§ **Data records**:
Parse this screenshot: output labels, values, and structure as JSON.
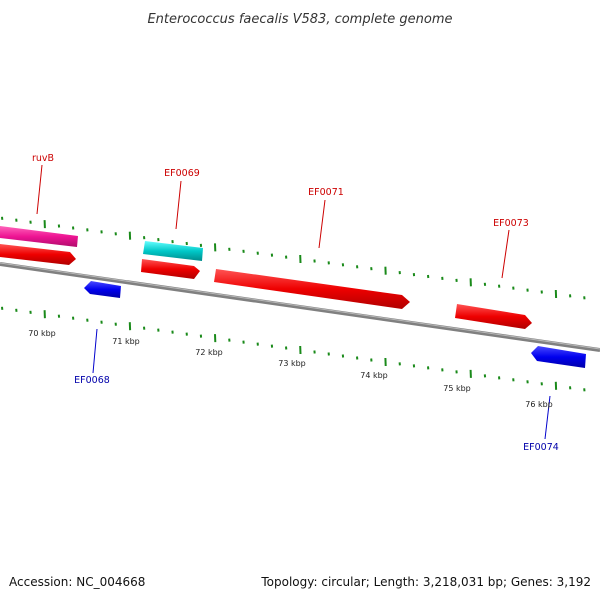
{
  "header": {
    "title": "Enterococcus faecalis V583, complete genome"
  },
  "footer": {
    "accession": "Accession: NC_004668",
    "summary": "Topology: circular; Length: 3,218,031 bp; Genes: 3,192"
  },
  "colors": {
    "forward_gene": "#ee0000",
    "reverse_gene": "#0000ee",
    "rna_gene": "#00c8c8",
    "other_gene": "#ee1493",
    "backbone": "#808080",
    "gc_ticks": "#1a8a1a"
  },
  "gene_labels": [
    {
      "text": "ruvB",
      "strand": "forward"
    },
    {
      "text": "EF0069",
      "strand": "forward"
    },
    {
      "text": "EF0071",
      "strand": "forward"
    },
    {
      "text": "EF0073",
      "strand": "forward"
    },
    {
      "text": "EF0068",
      "strand": "reverse"
    },
    {
      "text": "EF0074",
      "strand": "reverse"
    }
  ],
  "scale_labels": [
    "70 kbp",
    "71 kbp",
    "72 kbp",
    "73 kbp",
    "74 kbp",
    "75 kbp",
    "76 kbp"
  ]
}
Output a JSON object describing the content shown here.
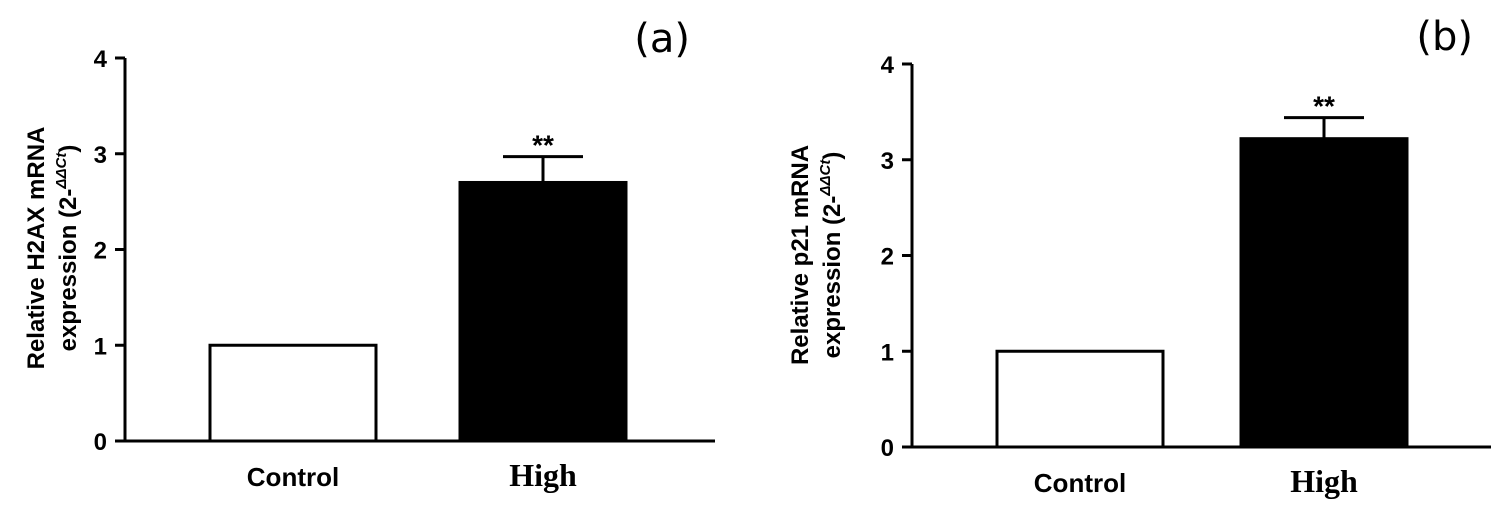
{
  "chart_data": [
    {
      "type": "bar",
      "panel_label": "(a)",
      "ylabel_main": "Relative H2AX mRNA",
      "ylabel_sub": "expression (2-",
      "ylabel_sup": "ΔΔCt",
      "ylabel_close": ")",
      "categories": [
        "Control",
        "High"
      ],
      "values": [
        1.0,
        2.7
      ],
      "errors": [
        0,
        0.27
      ],
      "bar_colors": [
        "#ffffff",
        "#000000"
      ],
      "annotations": [
        "",
        "**"
      ],
      "ylim": [
        0,
        4
      ],
      "yticks": [
        "0",
        "1",
        "2",
        "3",
        "4"
      ],
      "grid": false
    },
    {
      "type": "bar",
      "panel_label": "(b)",
      "ylabel_main": "Relative p21 mRNA",
      "ylabel_sub": "expression (2-",
      "ylabel_sup": "ΔΔCt",
      "ylabel_close": ")",
      "categories": [
        "Control",
        "High"
      ],
      "values": [
        1.0,
        3.22
      ],
      "errors": [
        0,
        0.22
      ],
      "bar_colors": [
        "#ffffff",
        "#000000"
      ],
      "annotations": [
        "",
        "**"
      ],
      "ylim": [
        0,
        4
      ],
      "yticks": [
        "0",
        "1",
        "2",
        "3",
        "4"
      ],
      "grid": false
    }
  ]
}
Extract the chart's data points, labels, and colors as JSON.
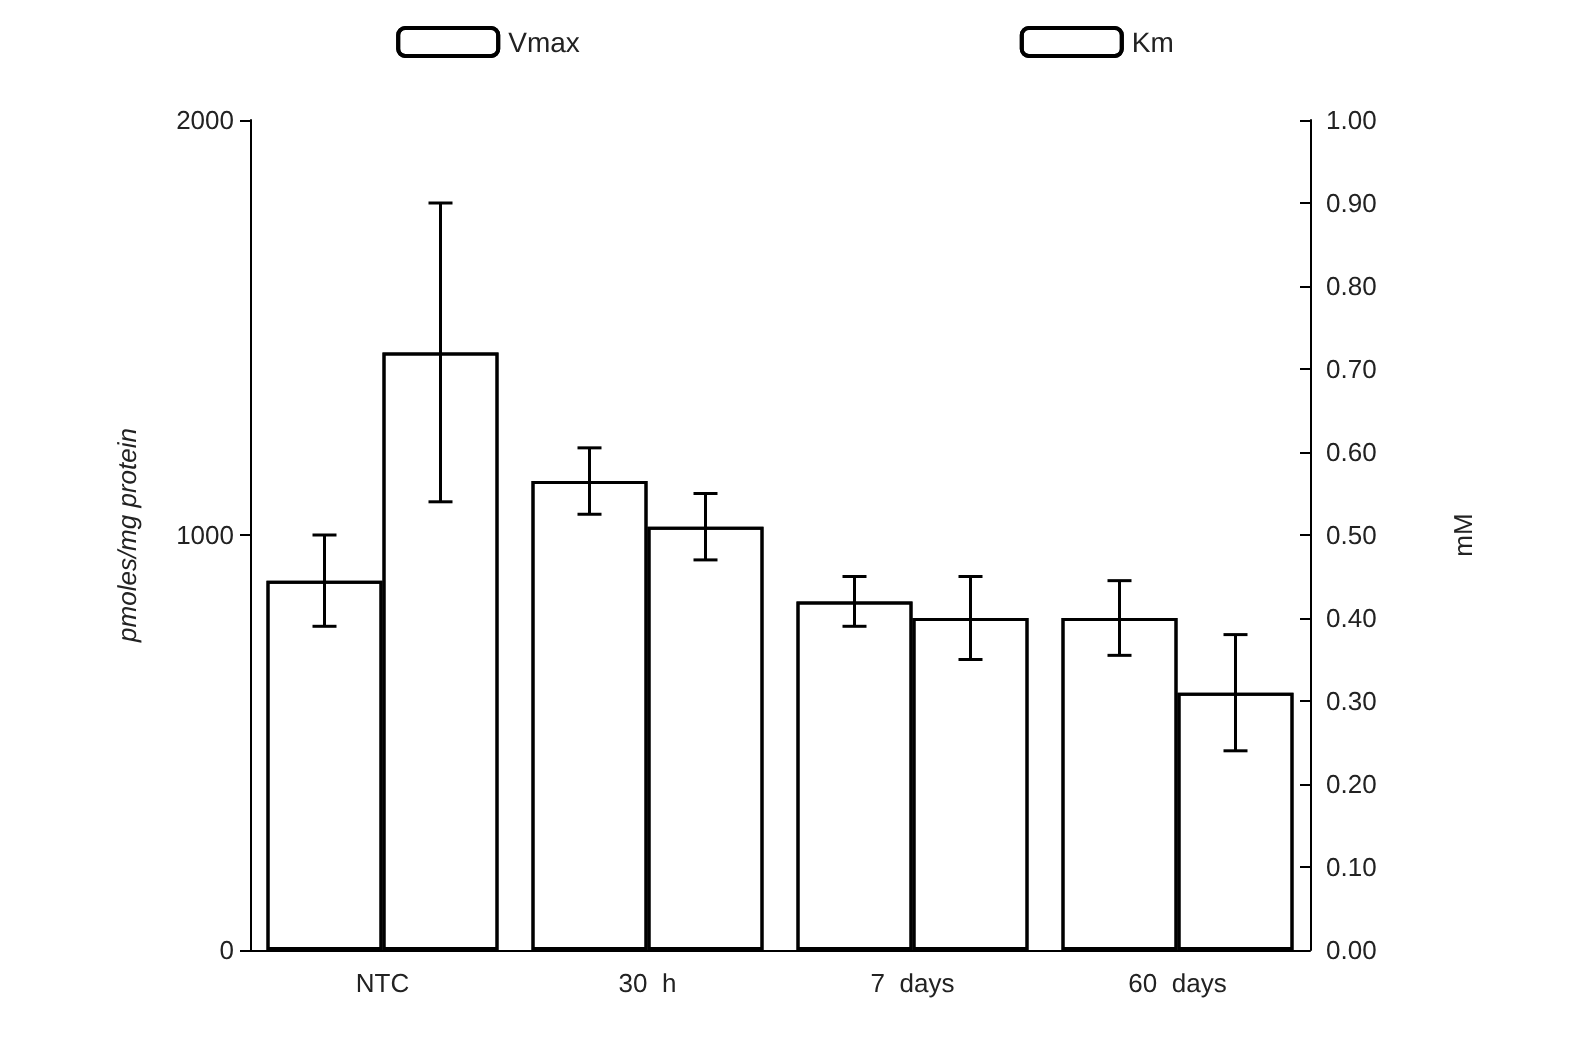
{
  "chart_data": {
    "type": "bar",
    "ylabel": "pmoles/mg protein",
    "y2label": "mM",
    "categories": [
      "NTC",
      "30  h",
      "7  days",
      "60  days"
    ],
    "series": [
      {
        "name": "Vmax",
        "color": "#ffffff",
        "values": [
          890,
          1130,
          840,
          800
        ],
        "errors": [
          110,
          80,
          60,
          90
        ]
      },
      {
        "name": "Km",
        "color": "#ffffff",
        "axis": "y2",
        "values": [
          0.72,
          0.51,
          0.4,
          0.31
        ],
        "errors": [
          0.18,
          0.04,
          0.05,
          0.07
        ]
      }
    ],
    "ylim": [
      0,
      2000
    ],
    "yticks": [
      0,
      1000,
      2000
    ],
    "y2lim": [
      0,
      1
    ],
    "y2ticks": [
      {
        "value": 0,
        "label": "0.00"
      },
      {
        "value": 0.1,
        "label": "0.10"
      },
      {
        "value": 0.2,
        "label": "0.20"
      },
      {
        "value": 0.3,
        "label": "0.30"
      },
      {
        "value": 0.4,
        "label": "0.40"
      },
      {
        "value": 0.5,
        "label": "0.50"
      },
      {
        "value": 0.6,
        "label": "0.60"
      },
      {
        "value": 0.7,
        "label": "0.70"
      },
      {
        "value": 0.8,
        "label": "0.80"
      },
      {
        "value": 0.9,
        "label": "0.90"
      },
      {
        "value": 1,
        "label": "1.00"
      }
    ],
    "legend": "top",
    "grid": false
  }
}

§ **Work instructions**:
Return the whole listing word for word. Pictures stay out of it.

§ **Answer box**:
Parse this screenshot: output labels, values, and structure as JSON.
{
  "header": {
    "title": "Enterococcus faecalis V583, complete genome"
  },
  "footer": {
    "accession": "Accession: NC_004668",
    "summary": "Topology: circular; Length: 3,218,031 bp; Genes: 3,192"
  },
  "colors": {
    "forward_gene": "#ee0000",
    "reverse_gene": "#0000ee",
    "rna_gene": "#00c8c8",
    "other_gene": "#ee1493",
    "backbone": "#808080",
    "gc_ticks": "#1a8a1a"
  },
  "gene_labels": [
    {
      "text": "ruvB",
      "strand": "forward"
    },
    {
      "text": "EF0069",
      "strand": "forward"
    },
    {
      "text": "EF0071",
      "strand": "forward"
    },
    {
      "text": "EF0073",
      "strand": "forward"
    },
    {
      "text": "EF0068",
      "strand": "reverse"
    },
    {
      "text": "EF0074",
      "strand": "reverse"
    }
  ],
  "scale_labels": [
    "70 kbp",
    "71 kbp",
    "72 kbp",
    "73 kbp",
    "74 kbp",
    "75 kbp",
    "76 kbp"
  ]
}
Output a JSON object describing the content shown here.
{
  "chart_data": [
    {
      "type": "bar",
      "panel_label": "(a)",
      "ylabel_main": "Relative H2AX mRNA",
      "ylabel_sub": "expression (2-",
      "ylabel_sup": "ΔΔCt",
      "ylabel_close": ")",
      "categories": [
        "Control",
        "High"
      ],
      "values": [
        1.0,
        2.7
      ],
      "errors": [
        0,
        0.27
      ],
      "bar_colors": [
        "#ffffff",
        "#000000"
      ],
      "annotations": [
        "",
        "**"
      ],
      "ylim": [
        0,
        4
      ],
      "yticks": [
        "0",
        "1",
        "2",
        "3",
        "4"
      ],
      "grid": false
    },
    {
      "type": "bar",
      "panel_label": "(b)",
      "ylabel_main": "Relative p21 mRNA",
      "ylabel_sub": "expression (2-",
      "ylabel_sup": "ΔΔCt",
      "ylabel_close": ")",
      "categories": [
        "Control",
        "High"
      ],
      "values": [
        1.0,
        3.22
      ],
      "errors": [
        0,
        0.22
      ],
      "bar_colors": [
        "#ffffff",
        "#000000"
      ],
      "annotations": [
        "",
        "**"
      ],
      "ylim": [
        0,
        4
      ],
      "yticks": [
        "0",
        "1",
        "2",
        "3",
        "4"
      ],
      "grid": false
    }
  ]
}
Extract the chart's data points, labels, and colors as JSON.
{
  "chart_data": {
    "type": "bar",
    "ylabel": "pmoles/mg protein",
    "y2label": "mM",
    "categories": [
      "NTC",
      "30  h",
      "7  days",
      "60  days"
    ],
    "series": [
      {
        "name": "Vmax",
        "color": "#ffffff",
        "values": [
          890,
          1130,
          840,
          800
        ],
        "errors": [
          110,
          80,
          60,
          90
        ]
      },
      {
        "name": "Km",
        "color": "#ffffff",
        "axis": "y2",
        "values": [
          0.72,
          0.51,
          0.4,
          0.31
        ],
        "errors": [
          0.18,
          0.04,
          0.05,
          0.07
        ]
      }
    ],
    "ylim": [
      0,
      2000
    ],
    "yticks": [
      0,
      1000,
      2000
    ],
    "y2lim": [
      0,
      1
    ],
    "y2ticks": [
      {
        "value": 0,
        "label": "0.00"
      },
      {
        "value": 0.1,
        "label": "0.10"
      },
      {
        "value": 0.2,
        "label": "0.20"
      },
      {
        "value": 0.3,
        "label": "0.30"
      },
      {
        "value": 0.4,
        "label": "0.40"
      },
      {
        "value": 0.5,
        "label": "0.50"
      },
      {
        "value": 0.6,
        "label": "0.60"
      },
      {
        "value": 0.7,
        "label": "0.70"
      },
      {
        "value": 0.8,
        "label": "0.80"
      },
      {
        "value": 0.9,
        "label": "0.90"
      },
      {
        "value": 1,
        "label": "1.00"
      }
    ],
    "legend": "top",
    "grid": false
  }
}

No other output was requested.